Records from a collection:
────────────────────────────────────────

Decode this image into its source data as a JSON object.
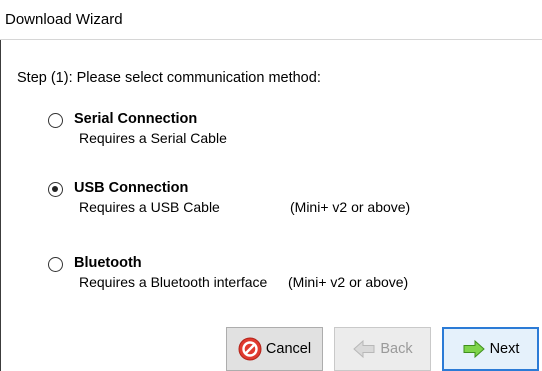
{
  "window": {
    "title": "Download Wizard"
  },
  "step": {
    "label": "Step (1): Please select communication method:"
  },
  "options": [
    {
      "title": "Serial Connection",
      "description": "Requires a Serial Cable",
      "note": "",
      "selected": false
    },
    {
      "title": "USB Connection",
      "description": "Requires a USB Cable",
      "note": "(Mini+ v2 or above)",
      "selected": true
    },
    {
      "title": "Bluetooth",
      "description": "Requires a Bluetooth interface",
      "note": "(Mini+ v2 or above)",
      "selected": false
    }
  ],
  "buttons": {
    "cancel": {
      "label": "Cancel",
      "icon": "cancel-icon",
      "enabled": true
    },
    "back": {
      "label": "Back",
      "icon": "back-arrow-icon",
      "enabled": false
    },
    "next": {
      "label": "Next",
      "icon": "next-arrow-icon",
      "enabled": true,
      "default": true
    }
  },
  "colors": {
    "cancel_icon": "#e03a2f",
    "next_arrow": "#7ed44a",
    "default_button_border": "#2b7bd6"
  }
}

────────────────────────────────────────

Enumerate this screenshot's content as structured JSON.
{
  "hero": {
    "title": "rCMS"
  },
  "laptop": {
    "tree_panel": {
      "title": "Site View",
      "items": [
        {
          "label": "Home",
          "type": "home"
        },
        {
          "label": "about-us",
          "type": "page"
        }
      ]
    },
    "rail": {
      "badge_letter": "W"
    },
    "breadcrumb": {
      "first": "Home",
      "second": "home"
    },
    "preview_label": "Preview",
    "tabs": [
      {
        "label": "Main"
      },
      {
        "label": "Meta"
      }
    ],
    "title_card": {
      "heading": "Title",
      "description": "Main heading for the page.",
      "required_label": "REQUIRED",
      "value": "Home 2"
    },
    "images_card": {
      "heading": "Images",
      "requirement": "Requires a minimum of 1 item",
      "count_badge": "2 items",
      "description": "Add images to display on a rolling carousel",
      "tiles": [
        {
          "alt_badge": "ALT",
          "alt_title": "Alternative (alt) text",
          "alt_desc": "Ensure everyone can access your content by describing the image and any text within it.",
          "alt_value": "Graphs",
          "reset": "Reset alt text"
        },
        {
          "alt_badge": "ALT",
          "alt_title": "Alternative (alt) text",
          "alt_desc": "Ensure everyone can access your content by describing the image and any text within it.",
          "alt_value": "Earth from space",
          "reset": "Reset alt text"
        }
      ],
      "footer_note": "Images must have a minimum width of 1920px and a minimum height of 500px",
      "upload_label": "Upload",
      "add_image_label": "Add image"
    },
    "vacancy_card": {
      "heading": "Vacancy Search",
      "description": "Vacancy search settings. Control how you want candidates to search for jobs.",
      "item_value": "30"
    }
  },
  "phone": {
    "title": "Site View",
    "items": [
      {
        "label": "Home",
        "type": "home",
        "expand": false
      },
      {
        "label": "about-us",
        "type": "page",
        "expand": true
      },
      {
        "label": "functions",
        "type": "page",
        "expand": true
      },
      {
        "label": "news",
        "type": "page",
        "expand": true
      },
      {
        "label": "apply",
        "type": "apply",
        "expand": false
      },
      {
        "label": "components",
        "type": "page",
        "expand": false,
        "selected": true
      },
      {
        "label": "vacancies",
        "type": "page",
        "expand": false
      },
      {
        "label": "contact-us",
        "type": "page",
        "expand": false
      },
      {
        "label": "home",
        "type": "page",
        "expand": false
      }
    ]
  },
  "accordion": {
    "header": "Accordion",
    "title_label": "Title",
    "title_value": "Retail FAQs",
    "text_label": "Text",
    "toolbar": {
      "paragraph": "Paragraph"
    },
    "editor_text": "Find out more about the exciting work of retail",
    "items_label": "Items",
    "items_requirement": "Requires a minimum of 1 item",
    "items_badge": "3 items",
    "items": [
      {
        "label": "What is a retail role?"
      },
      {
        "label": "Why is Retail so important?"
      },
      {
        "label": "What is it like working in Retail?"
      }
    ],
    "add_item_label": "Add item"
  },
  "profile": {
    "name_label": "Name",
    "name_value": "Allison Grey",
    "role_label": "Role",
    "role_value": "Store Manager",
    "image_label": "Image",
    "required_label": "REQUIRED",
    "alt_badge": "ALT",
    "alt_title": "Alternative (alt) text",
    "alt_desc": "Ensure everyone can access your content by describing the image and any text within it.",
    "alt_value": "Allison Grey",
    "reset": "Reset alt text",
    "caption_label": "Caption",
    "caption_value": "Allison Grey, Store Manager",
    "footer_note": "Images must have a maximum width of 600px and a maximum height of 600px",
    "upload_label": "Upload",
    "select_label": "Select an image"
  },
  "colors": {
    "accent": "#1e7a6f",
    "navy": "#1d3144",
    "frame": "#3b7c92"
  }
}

────────────────────────────────────────

§ EXERCISE DESCRIPTION:
Compute how many lines include the string "true", then give that number by itself.

§ FINAL ANSWER:
8